▶ GIVEN ENTRIES:
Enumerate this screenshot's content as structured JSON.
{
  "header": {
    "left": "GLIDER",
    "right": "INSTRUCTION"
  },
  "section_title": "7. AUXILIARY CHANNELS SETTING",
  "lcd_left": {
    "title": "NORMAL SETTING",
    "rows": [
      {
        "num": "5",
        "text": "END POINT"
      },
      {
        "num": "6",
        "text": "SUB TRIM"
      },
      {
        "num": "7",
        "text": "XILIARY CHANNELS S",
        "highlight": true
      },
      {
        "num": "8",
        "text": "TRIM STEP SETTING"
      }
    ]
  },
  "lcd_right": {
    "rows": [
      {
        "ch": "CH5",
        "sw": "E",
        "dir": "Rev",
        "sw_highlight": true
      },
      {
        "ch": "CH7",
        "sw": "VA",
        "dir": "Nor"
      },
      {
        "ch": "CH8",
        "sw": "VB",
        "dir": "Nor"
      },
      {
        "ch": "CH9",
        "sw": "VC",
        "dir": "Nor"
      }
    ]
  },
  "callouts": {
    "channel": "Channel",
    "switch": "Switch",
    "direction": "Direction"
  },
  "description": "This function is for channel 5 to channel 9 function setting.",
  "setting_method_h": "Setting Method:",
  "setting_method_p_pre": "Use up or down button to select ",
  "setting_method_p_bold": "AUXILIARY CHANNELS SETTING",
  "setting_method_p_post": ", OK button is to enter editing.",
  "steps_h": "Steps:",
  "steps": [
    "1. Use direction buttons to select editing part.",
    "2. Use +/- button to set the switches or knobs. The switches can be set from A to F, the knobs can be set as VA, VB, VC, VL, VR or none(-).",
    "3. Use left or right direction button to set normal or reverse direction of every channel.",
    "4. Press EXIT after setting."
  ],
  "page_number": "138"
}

▶ EXERCISE GOAL: How many lines in the data contain the string "editing"? Respond with the number only.

▶ RESPONSE: 2